» **TASK**:
Write out all the entries word for word and omit any pictures.

» **MATERIAL FOR THIS TASK**:
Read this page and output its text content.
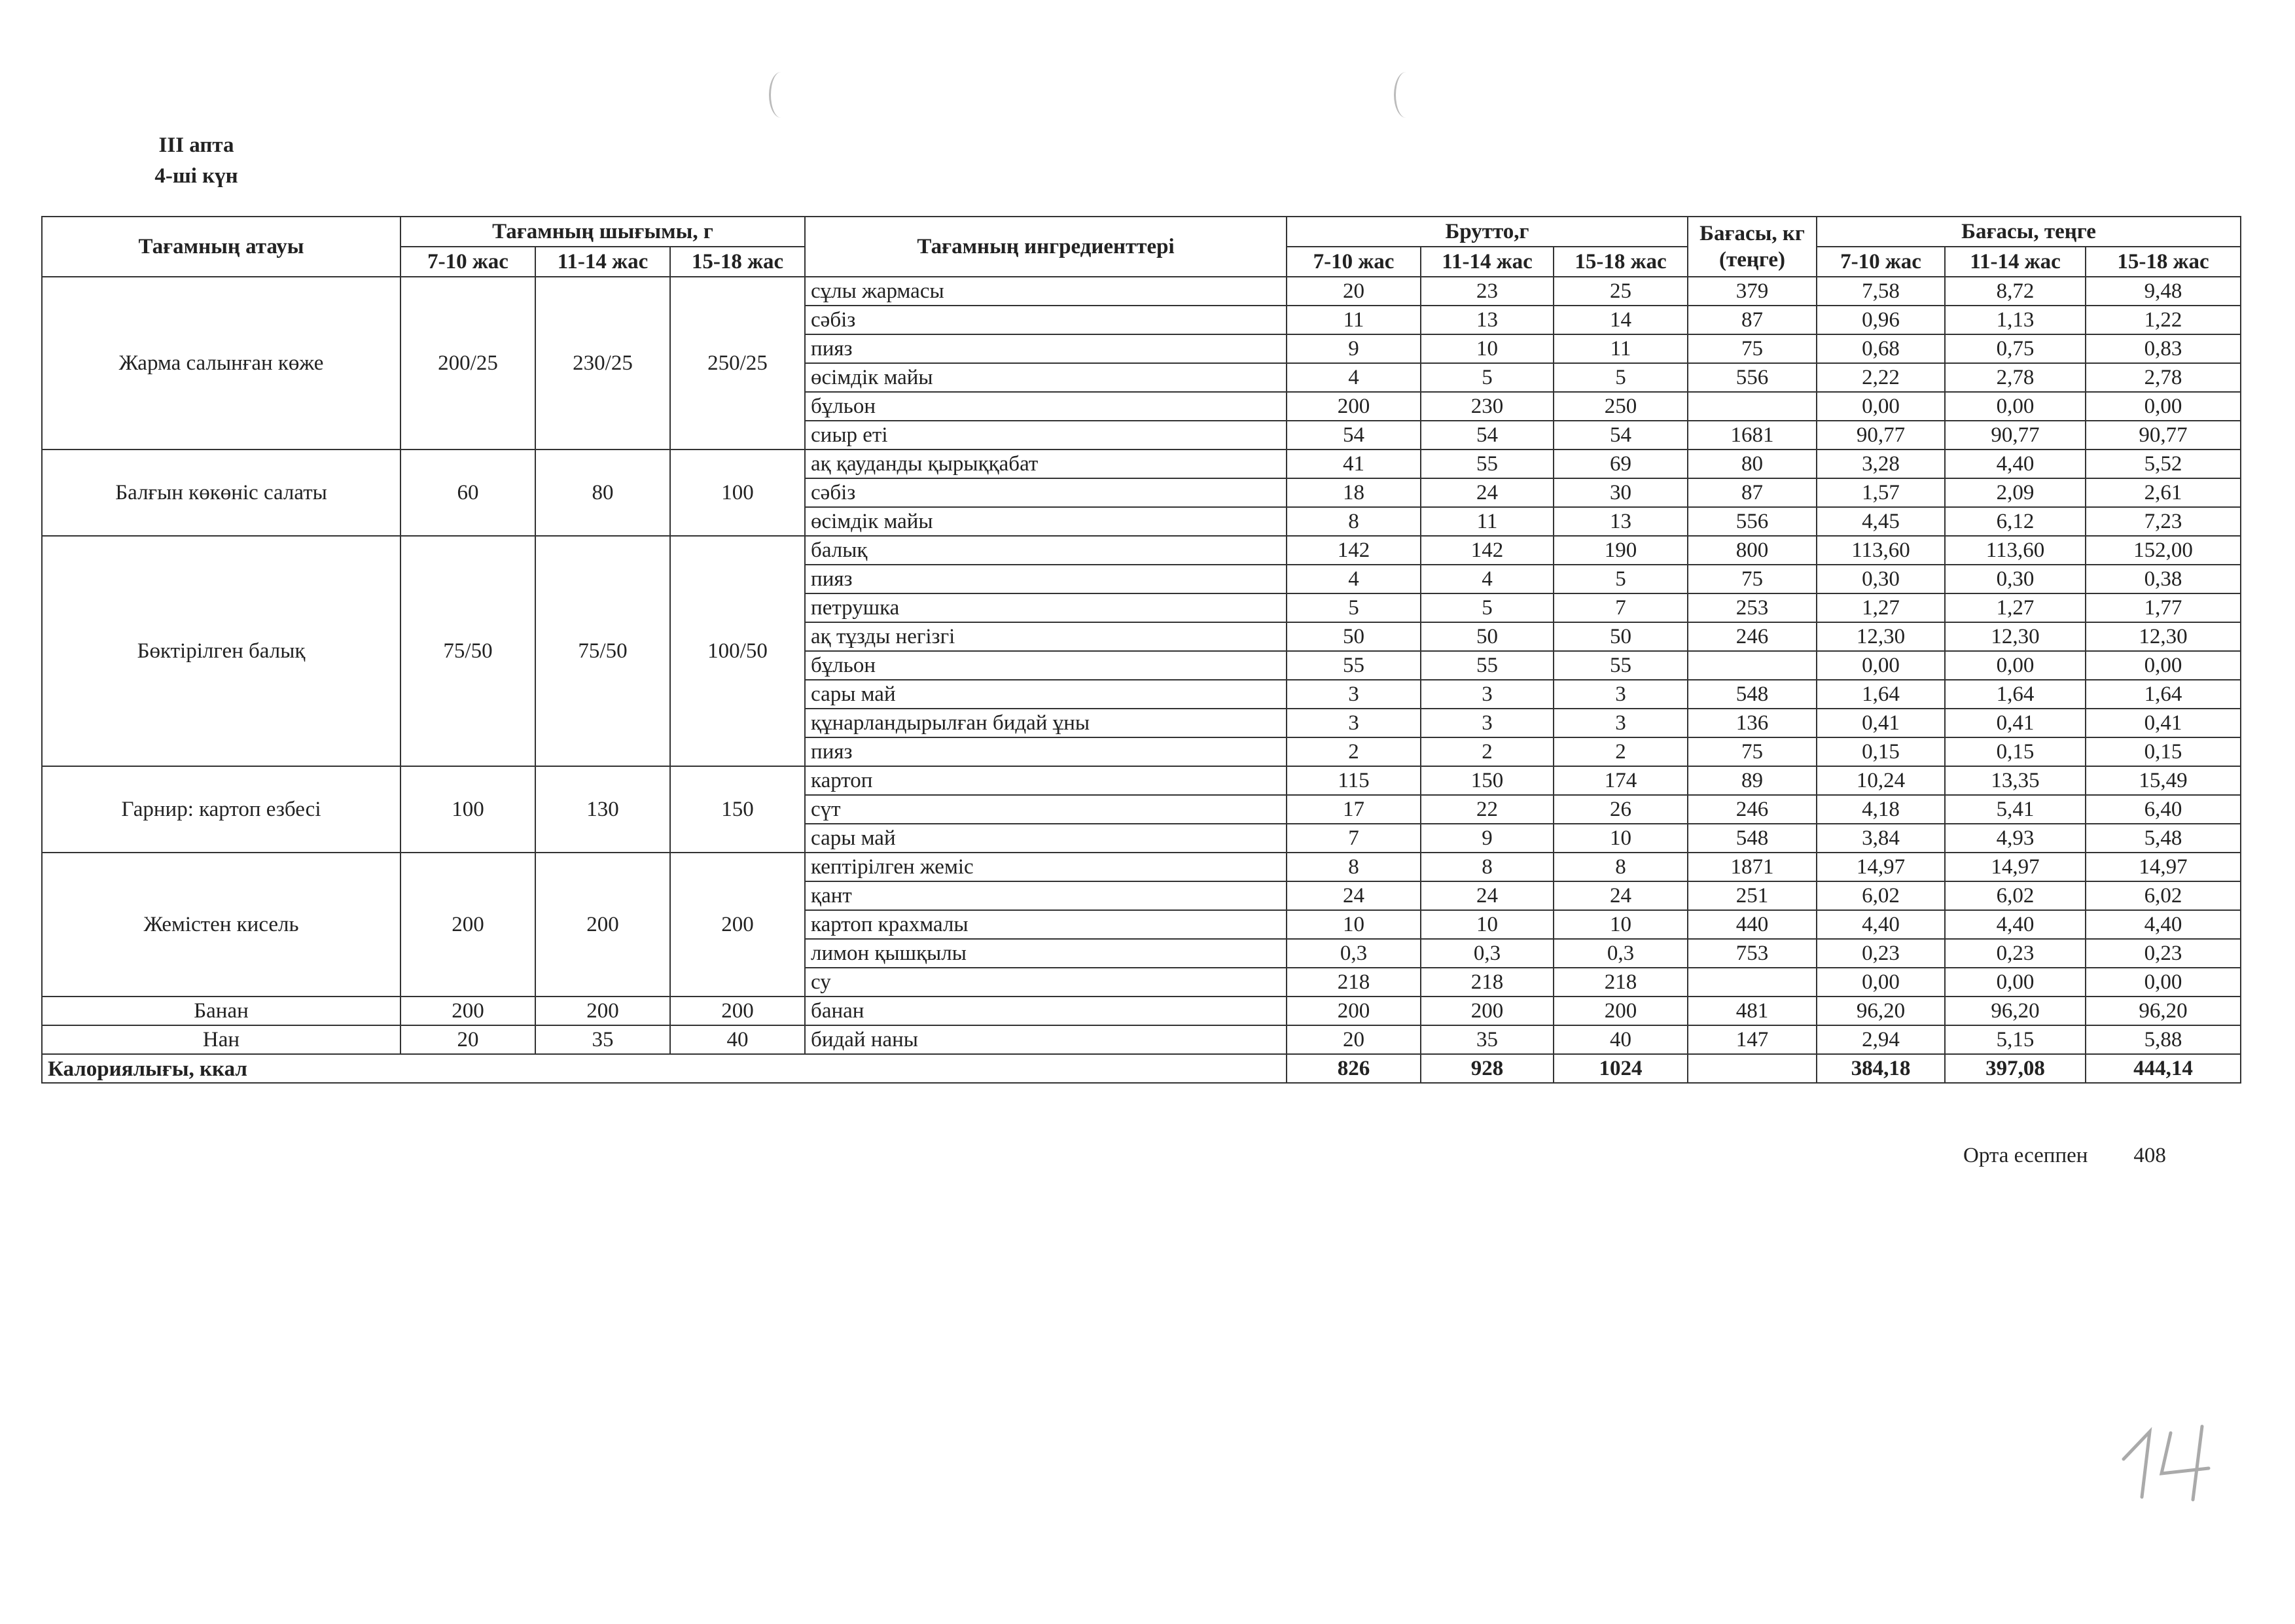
III апта
4-ші күн
Тағамның атауы	Тағамның шығымы, г			Тағамның ингредиенттері	Брутто,г			Бағасы, кг (теңге)	Бағасы, теңге		
	7-10 жас	11-14 жас	15-18 жас		7-10 жас	11-14 жас	15-18 жас		7-10 жас	11-14 жас	15-18 жас
Жарма салынған көже	200/25	230/25	250/25	сұлы жармасы	20	23	25	379	7,58	8,72	9,48
				сәбіз	11	13	14	87	0,96	1,13	1,22
				пияз	9	10	11	75	0,68	0,75	0,83
				өсімдік майы	4	5	5	556	2,22	2,78	2,78
				бұльон	200	230	250		0,00	0,00	0,00
				сиыр еті	54	54	54	1681	90,77	90,77	90,77
Балғын көкөніс салаты	60	80	100	ақ қауданды қырыққабат	41	55	69	80	3,28	4,40	5,52
				сәбіз	18	24	30	87	1,57	2,09	2,61
				өсімдік майы	8	11	13	556	4,45	6,12	7,23
Бөктірілген балық	75/50	75/50	100/50	балық	142	142	190	800	113,60	113,60	152,00
				пияз	4	4	5	75	0,30	0,30	0,38
				петрушка	5	5	7	253	1,27	1,27	1,77
				ақ тұзды негізгі	50	50	50	246	12,30	12,30	12,30
				бұльон	55	55	55		0,00	0,00	0,00
				сары май	3	3	3	548	1,64	1,64	1,64
				құнарландырылған бидай ұны	3	3	3	136	0,41	0,41	0,41
				пияз	2	2	2	75	0,15	0,15	0,15
Гарнир: картоп езбесі	100	130	150	картоп	115	150	174	89	10,24	13,35	15,49
				сүт	17	22	26	246	4,18	5,41	6,40
				сары май	7	9	10	548	3,84	4,93	5,48
Жемістен кисель	200	200	200	кептірілген жеміс	8	8	8	1871	14,97	14,97	14,97
				қант	24	24	24	251	6,02	6,02	6,02
				картоп крахмалы	10	10	10	440	4,40	4,40	4,40
				лимон қышқылы	0,3	0,3	0,3	753	0,23	0,23	0,23
				су	218	218	218		0,00	0,00	0,00
Банан	200	200	200	банан	200	200	200	481	96,20	96,20	96,20
Нан	20	35	40	бидай наны	20	35	40	147	2,94	5,15	5,88
Калориялығы, ккал					826	928	1024		384,18	397,08	444,14
Орта есеппен 408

» **SOLUTION FOR THIS PROBLEM**:
Read this page and output its text content.
III апта
4-ші күн
Тағамның атауы	Тағамның шығымы, г			Тағамның ингредиенттері	Брутто,г			Бағасы, кг (теңге)	Бағасы, теңге		
	7-10 жас	11-14 жас	15-18 жас		7-10 жас	11-14 жас	15-18 жас		7-10 жас	11-14 жас	15-18 жас
Жарма салынған көже	200/25	230/25	250/25	сұлы жармасы	20	23	25	379	7,58	8,72	9,48
				сәбіз	11	13	14	87	0,96	1,13	1,22
				пияз	9	10	11	75	0,68	0,75	0,83
				өсімдік майы	4	5	5	556	2,22	2,78	2,78
				бұльон	200	230	250		0,00	0,00	0,00
				сиыр еті	54	54	54	1681	90,77	90,77	90,77
Балғын көкөніс салаты	60	80	100	ақ қауданды қырыққабат	41	55	69	80	3,28	4,40	5,52
				сәбіз	18	24	30	87	1,57	2,09	2,61
				өсімдік майы	8	11	13	556	4,45	6,12	7,23
Бөктірілген балық	75/50	75/50	100/50	балық	142	142	190	800	113,60	113,60	152,00
				пияз	4	4	5	75	0,30	0,30	0,38
				петрушка	5	5	7	253	1,27	1,27	1,77
				ақ тұзды негізгі	50	50	50	246	12,30	12,30	12,30
				бұльон	55	55	55		0,00	0,00	0,00
				сары май	3	3	3	548	1,64	1,64	1,64
				құнарландырылған бидай ұны	3	3	3	136	0,41	0,41	0,41
				пияз	2	2	2	75	0,15	0,15	0,15
Гарнир: картоп езбесі	100	130	150	картоп	115	150	174	89	10,24	13,35	15,49
				сүт	17	22	26	246	4,18	5,41	6,40
				сары май	7	9	10	548	3,84	4,93	5,48
Жемістен кисель	200	200	200	кептірілген жеміс	8	8	8	1871	14,97	14,97	14,97
				қант	24	24	24	251	6,02	6,02	6,02
				картоп крахмалы	10	10	10	440	4,40	4,40	4,40
				лимон қышқылы	0,3	0,3	0,3	753	0,23	0,23	0,23
				су	218	218	218		0,00	0,00	0,00
Банан	200	200	200	банан	200	200	200	481	96,20	96,20	96,20
Нан	20	35	40	бидай наны	20	35	40	147	2,94	5,15	5,88
Калориялығы, ккал					826	928	1024		384,18	397,08	444,14
Орта есеппен 408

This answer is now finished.